◆ **Document section**
“There was a time when Richard Wagner wrote no music for almost six years. He was thirty-six, and had completed three of his ten major operas. The Flying Dutchman and Tannhiiuser had been launched, with varying degrees of success, in Dresden, but Lohengrin had not yet found its way to any stage. There was a price on Wagner’s head. He had been involved in the 1849 Dresden uprising – providing places for secret meetings, supplying grenades, reporting on troop movements from the tower of the Kreuzkirche, watching the opera house where he was employed go up in smoke. When the uprising failed, he was charged with treason and forced to flee from Germany. Some of his associates were caught and sentenced to death, though the sentences were eventually commuted to long prison terms. Wagner, with forged papers and an assumed name, took up temporary residence in Switzerland. There, beset as he was by political, personal, and financial difficulties, he found he had come to an artistic impasse.
He could write no music. Instead, as the four operas of his Ring cycle gradually took shape in his head, he turned out volume upon volume of rabid, fevered, tortured prose. Much of it was political, and all of it touched on the nature of art. Partly to convince others but largely to convince himself, he fashioned an artistic creed so comprehensive and demanding that, when he turned to write music again, that music – the opening pages of the Ring – was like nothing he or anyone else had written before.”
In “Athena Sings: Wagner and the Greeks“, M.Owen Lee traces the influence of ancient Greek tragedy on the great musician. As nationalistic fanaticism rages today around the Euro 2012 football match I though we should remind ourselves that these two countries have pretty deep ties.
“By the time Nietzsche begins writing The Birth of Tragedy (it would be published in 1872), the question of tragedy had already been firmly established in Germany. In less than a century from the appearance of Schelling’s reference to Greek tragedy as the site of a solution to the enigmas of post-Kantian philosophizing, the topic of tragedy had taken root in German thought so deeply, so fundamentally, that the history of its presence in nineteenth-century German thought was almost as important as the original history of Greek tragedy that belongs to fifth century b.c.e. Athens (curiously, when Nietzsche first confronts it, the first life of this question—as it is found in ancient Athens and played out in the theater—is only as long as the second life of the question—-which is found in Germany—and is played out in academic publications). By the time Nietzsche broaches the question of tragedy and its relation to the modern world, the history of the second life of this question is, by and large, for better or worse, owned by Hegel. When the young Nietzsche begins to take a serious interest in Greek art, especially Greek tragedy, Hegel’s argument (or, better, the Hegelian argument as it was canonized by his epigones) that the structure of tragedy was ultimately a dialectical structure had become something of a commonplace.” (On Germans and Other Greeks – Dennis J. Schmidt)
But is is not just about ancient Greeks and romantic German intellectuals.

◆ **Parts of the exercise**
a) In the passage on Wagner and the Greeks, where did Wagner take up temporary residence after fleeing Germany?
b) Recast the records as a numbered list, starting at the first line of the records and ending at the line that contains "desktop-icon[interactable]: WINDOWS VISTA", with blank lines left out.

◆ **Dataset**

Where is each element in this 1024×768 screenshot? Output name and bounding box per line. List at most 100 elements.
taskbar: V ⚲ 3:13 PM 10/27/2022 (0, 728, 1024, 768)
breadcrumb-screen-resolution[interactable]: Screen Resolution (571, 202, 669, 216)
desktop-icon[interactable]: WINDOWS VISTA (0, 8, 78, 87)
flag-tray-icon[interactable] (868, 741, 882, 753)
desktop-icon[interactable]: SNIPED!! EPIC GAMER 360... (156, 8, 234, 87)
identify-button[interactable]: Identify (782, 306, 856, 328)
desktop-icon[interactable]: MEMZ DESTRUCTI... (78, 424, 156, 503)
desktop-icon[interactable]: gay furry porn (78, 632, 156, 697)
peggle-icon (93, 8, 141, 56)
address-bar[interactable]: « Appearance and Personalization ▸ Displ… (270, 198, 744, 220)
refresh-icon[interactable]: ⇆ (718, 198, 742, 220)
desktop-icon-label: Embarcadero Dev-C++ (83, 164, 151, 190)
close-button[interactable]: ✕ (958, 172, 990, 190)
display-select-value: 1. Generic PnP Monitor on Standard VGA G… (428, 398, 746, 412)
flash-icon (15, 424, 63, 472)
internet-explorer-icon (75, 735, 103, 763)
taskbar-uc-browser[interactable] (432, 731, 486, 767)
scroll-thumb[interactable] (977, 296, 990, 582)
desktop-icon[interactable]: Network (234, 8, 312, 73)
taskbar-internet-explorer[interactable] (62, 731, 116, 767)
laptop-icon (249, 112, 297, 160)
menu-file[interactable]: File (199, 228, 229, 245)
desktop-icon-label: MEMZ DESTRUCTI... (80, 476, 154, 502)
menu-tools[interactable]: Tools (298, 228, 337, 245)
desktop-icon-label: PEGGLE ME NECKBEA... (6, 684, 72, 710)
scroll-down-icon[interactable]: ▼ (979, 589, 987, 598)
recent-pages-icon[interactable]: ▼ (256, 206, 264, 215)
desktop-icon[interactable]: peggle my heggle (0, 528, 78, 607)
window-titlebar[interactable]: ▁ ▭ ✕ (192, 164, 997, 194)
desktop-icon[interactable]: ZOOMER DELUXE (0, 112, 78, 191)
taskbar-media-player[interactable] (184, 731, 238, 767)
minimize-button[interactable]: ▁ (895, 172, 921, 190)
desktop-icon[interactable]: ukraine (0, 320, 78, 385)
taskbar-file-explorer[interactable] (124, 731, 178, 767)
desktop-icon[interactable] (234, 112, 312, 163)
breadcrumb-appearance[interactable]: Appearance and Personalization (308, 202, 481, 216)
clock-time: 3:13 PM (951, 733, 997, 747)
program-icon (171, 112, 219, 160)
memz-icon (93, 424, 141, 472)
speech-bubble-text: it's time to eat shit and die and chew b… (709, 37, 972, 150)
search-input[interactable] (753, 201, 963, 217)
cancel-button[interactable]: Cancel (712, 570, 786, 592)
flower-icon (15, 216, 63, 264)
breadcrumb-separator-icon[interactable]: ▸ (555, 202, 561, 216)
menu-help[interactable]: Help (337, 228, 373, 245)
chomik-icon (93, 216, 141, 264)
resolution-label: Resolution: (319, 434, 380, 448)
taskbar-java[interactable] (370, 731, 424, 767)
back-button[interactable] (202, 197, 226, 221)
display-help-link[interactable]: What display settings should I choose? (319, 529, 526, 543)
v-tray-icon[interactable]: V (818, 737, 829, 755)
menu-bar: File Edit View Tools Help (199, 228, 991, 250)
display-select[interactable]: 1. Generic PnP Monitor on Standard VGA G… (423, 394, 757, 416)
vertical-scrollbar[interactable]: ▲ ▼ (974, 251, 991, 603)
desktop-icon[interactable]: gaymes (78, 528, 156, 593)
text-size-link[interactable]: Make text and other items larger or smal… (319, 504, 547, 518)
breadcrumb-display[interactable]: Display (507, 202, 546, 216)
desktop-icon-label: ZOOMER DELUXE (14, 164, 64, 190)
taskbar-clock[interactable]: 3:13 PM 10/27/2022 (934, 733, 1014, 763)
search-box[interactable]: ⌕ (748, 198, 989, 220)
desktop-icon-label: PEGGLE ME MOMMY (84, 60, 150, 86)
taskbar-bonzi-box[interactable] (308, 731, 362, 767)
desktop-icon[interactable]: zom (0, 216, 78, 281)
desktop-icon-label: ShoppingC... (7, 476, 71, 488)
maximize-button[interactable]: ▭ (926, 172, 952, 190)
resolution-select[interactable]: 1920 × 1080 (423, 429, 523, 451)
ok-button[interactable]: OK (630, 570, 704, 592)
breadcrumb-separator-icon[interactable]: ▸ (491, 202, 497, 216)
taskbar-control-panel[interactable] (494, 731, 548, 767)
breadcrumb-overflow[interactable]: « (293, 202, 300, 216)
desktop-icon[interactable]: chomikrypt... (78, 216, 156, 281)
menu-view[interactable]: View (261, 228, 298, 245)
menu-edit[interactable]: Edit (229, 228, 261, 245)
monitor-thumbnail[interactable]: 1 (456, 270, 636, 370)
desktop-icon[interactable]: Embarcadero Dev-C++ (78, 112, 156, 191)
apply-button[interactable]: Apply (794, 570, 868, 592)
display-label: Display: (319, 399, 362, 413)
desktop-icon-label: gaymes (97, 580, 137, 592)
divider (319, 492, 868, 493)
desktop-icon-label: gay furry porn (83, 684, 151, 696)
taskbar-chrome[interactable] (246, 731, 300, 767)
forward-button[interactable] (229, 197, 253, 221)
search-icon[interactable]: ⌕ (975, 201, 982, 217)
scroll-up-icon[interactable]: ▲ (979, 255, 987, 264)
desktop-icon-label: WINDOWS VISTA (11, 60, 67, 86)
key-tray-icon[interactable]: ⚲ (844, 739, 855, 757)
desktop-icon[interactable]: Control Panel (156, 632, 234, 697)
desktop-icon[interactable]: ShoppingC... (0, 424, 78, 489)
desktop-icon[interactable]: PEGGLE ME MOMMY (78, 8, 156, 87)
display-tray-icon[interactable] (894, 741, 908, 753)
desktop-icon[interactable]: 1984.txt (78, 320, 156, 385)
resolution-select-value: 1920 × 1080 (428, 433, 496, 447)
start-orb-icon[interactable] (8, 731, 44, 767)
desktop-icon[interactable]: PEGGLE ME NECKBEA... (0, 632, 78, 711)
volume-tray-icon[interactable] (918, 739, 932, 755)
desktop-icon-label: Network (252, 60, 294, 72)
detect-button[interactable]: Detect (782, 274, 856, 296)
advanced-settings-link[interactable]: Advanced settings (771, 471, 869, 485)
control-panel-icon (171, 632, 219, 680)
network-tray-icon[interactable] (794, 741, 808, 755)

◆ **Per-task outputs**
a) Switzerland.

b)
1. Where is each element in this 1024×768 screenshot? Output name and bounding box per line. List at most 100 elements.
2. taskbar: V ⚲ 3:13 PM 10/27/2022 (0, 728, 1024, 768)
3. breadcrumb-screen-resolution[interactable]: Screen Resolution (571, 202, 669, 216)
4. desktop-icon[interactable]: WINDOWS VISTA (0, 8, 78, 87)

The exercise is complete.